Поставленная задача: Запишите без изменений отрывок из текста о художнике Гураме Доленджашвили: всё, начиная со слов «О Гураме Доленджашвили» и вплоть до слов «Европы и Америки.».

Отрывок для чтения:

────────

Журнал «Австралийская мозаика»
Journal Australian Mosaic







 
 
 
 
 
 
Эмигрант - эмигранту

Россия – Австралия:   мост через время

 

 
 
 
Инна Губина

 

«ТОЛЬКО ЛЮБОВЬ»

О Гураме Доленджашвили

 

 

«Виртуозное владение техникой карандашного рисунка и офорта выдвинуло кутаисского художника Гурама Доленджашвили в ряды лучших графиков последнего двадцатилетия. Его произведения хранятся в крупнейших музеях, галереях и частных собраниях Грузии, России, а также Европы и Америки.

Все, что Гурам изображает на листе бумаги, можно было бы назвать фантастическим реализмом. Туман, лунный свет, облака, снежные сугробы, лесные заросли или самые простые предметы сельского быта превращаются под его рукой в особую поэтическую субстанцию. Но как бы мы ни растворялись в его таинственных пейзажах, не стоит забывать, что перед нами не земля и небо вообще, а весьма конкретная и любимая художником страна - Имеретия (Западная Грузия).»

────────

Сохранённые данные:
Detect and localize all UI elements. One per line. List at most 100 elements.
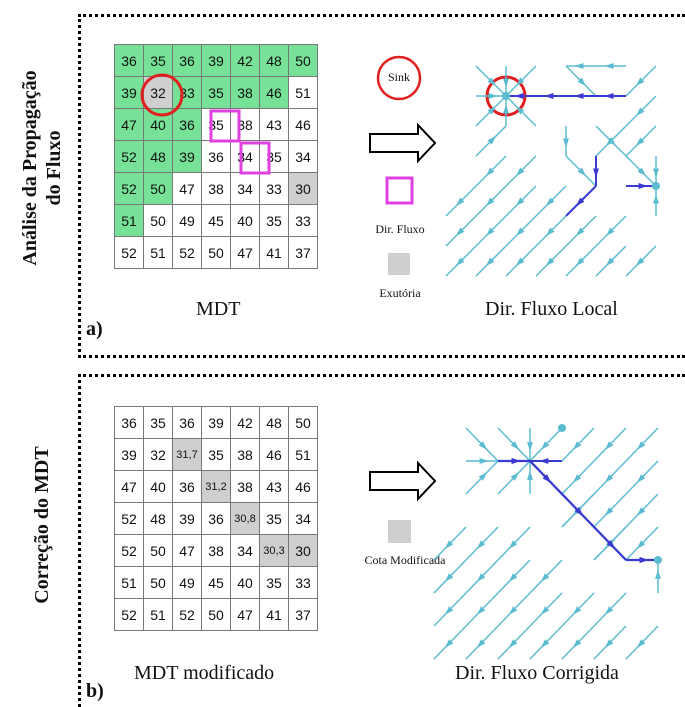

────────

Итоговый ответ:
О Гураме Доленджашвили

 

 

«Виртуозное владение техникой карандашного рисунка и офорта выдвинуло кутаисского художника Гурама Доленджашвили в ряды лучших графиков последнего двадцатилетия. Его произведения хранятся в крупнейших музеях, галереях и частных собраниях Грузии, России, а также Европы и Америки.